> **EXERCISE GOAL**
Your task is to quote the material that follows, in full and exactly.

> **MATERIAL PROVIDED**

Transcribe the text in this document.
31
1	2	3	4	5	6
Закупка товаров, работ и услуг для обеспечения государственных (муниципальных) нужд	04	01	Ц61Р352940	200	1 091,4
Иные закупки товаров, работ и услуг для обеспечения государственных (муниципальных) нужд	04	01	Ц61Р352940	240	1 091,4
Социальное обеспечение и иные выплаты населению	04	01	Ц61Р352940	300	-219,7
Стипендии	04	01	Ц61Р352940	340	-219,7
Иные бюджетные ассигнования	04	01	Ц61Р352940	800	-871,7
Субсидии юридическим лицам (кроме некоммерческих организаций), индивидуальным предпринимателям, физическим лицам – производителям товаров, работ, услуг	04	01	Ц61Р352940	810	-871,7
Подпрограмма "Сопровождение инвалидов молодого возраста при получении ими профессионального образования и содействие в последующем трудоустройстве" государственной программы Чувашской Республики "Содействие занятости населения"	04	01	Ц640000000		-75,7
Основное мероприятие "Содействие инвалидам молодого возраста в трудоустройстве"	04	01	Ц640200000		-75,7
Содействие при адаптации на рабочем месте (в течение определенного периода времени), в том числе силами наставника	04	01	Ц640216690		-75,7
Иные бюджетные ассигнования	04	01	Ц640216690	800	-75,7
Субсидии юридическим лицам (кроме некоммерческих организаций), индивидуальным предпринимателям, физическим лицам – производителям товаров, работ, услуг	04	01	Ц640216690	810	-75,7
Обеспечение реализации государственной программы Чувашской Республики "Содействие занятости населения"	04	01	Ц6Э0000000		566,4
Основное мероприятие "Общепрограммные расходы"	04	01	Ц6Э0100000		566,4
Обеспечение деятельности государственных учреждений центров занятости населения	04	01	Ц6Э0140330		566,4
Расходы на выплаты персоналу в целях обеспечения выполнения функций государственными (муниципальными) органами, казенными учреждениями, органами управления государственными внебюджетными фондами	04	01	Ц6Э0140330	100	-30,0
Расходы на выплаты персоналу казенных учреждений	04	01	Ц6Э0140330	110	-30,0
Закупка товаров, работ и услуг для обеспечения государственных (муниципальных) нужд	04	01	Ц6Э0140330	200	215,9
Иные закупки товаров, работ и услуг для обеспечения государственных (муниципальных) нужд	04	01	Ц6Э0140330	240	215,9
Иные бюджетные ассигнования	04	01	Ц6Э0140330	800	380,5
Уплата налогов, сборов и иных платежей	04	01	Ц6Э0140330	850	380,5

> **RESULT OF THE TASK**
Transcribe the text in this document.
31
1	2	3	4	5	6
Закупка товаров, работ и услуг для обеспечения государственных (муниципальных) нужд	04	01	Ц61Р352940	200	1 091,4
Иные закупки товаров, работ и услуг для обеспечения государственных (муниципальных) нужд	04	01	Ц61Р352940	240	1 091,4
Социальное обеспечение и иные выплаты населению	04	01	Ц61Р352940	300	-219,7
Стипендии	04	01	Ц61Р352940	340	-219,7
Иные бюджетные ассигнования	04	01	Ц61Р352940	800	-871,7
Субсидии юридическим лицам (кроме некоммерческих организаций), индивидуальным предпринимателям, физическим лицам – производителям товаров, работ, услуг	04	01	Ц61Р352940	810	-871,7
Подпрограмма "Сопровождение инвалидов молодого возраста при получении ими профессионального образования и содействие в последующем трудоустройстве" государственной программы Чувашской Республики "Содействие занятости населения"	04	01	Ц640000000		-75,7
Основное мероприятие "Содействие инвалидам молодого возраста в трудоустройстве"	04	01	Ц640200000		-75,7
Содействие при адаптации на рабочем месте (в течение определенного периода времени), в том числе силами наставника	04	01	Ц640216690		-75,7
Иные бюджетные ассигнования	04	01	Ц640216690	800	-75,7
Субсидии юридическим лицам (кроме некоммерческих организаций), индивидуальным предпринимателям, физическим лицам – производителям товаров, работ, услуг	04	01	Ц640216690	810	-75,7
Обеспечение реализации государственной программы Чувашской Республики "Содействие занятости населения"	04	01	Ц6Э0000000		566,4
Основное мероприятие "Общепрограммные расходы"	04	01	Ц6Э0100000		566,4
Обеспечение деятельности государственных учреждений центров занятости населения	04	01	Ц6Э0140330		566,4
Расходы на выплаты персоналу в целях обеспечения выполнения функций государственными (муниципальными) органами, казенными учреждениями, органами управления государственными внебюджетными фондами	04	01	Ц6Э0140330	100	-30,0
Расходы на выплаты персоналу казенных учреждений	04	01	Ц6Э0140330	110	-30,0
Закупка товаров, работ и услуг для обеспечения государственных (муниципальных) нужд	04	01	Ц6Э0140330	200	215,9
Иные закупки товаров, работ и услуг для обеспечения государственных (муниципальных) нужд	04	01	Ц6Э0140330	240	215,9
Иные бюджетные ассигнования	04	01	Ц6Э0140330	800	380,5
Уплата налогов, сборов и иных платежей	04	01	Ц6Э0140330	850	380,5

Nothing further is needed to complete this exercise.